What is needed:
Return each line of the listing that contains the string "Part".

# Exercise input start

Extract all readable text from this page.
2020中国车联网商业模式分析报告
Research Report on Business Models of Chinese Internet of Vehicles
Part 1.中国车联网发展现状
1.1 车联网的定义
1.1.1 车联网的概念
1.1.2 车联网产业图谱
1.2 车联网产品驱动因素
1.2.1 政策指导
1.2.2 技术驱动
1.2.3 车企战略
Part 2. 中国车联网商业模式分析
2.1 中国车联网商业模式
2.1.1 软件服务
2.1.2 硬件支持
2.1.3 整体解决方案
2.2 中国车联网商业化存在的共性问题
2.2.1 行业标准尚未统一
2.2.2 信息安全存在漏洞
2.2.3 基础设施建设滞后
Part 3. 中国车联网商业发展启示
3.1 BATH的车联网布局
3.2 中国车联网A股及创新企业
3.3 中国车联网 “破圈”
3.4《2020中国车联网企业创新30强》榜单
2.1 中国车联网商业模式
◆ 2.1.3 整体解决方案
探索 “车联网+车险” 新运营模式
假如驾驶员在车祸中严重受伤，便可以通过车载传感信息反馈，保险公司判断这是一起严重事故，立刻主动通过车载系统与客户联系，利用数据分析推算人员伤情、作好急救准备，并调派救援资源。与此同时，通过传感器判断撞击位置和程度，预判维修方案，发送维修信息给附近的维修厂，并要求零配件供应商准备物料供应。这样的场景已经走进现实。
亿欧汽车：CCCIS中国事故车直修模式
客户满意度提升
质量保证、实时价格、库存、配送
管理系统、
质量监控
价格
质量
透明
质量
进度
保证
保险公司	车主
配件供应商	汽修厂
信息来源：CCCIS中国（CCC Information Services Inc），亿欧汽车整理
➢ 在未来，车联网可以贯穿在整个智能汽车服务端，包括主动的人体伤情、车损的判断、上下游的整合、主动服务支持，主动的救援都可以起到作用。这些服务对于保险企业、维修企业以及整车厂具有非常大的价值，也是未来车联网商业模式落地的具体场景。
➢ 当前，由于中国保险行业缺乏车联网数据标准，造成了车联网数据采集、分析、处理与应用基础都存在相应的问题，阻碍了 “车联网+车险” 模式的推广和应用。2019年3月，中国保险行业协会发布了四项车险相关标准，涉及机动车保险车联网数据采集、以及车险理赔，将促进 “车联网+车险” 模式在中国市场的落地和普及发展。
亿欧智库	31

# Exercise input end

Correct result:
Part 1.中国车联网发展现状
Part 2. 中国车联网商业模式分析
Part 3. 中国车联网商业发展启示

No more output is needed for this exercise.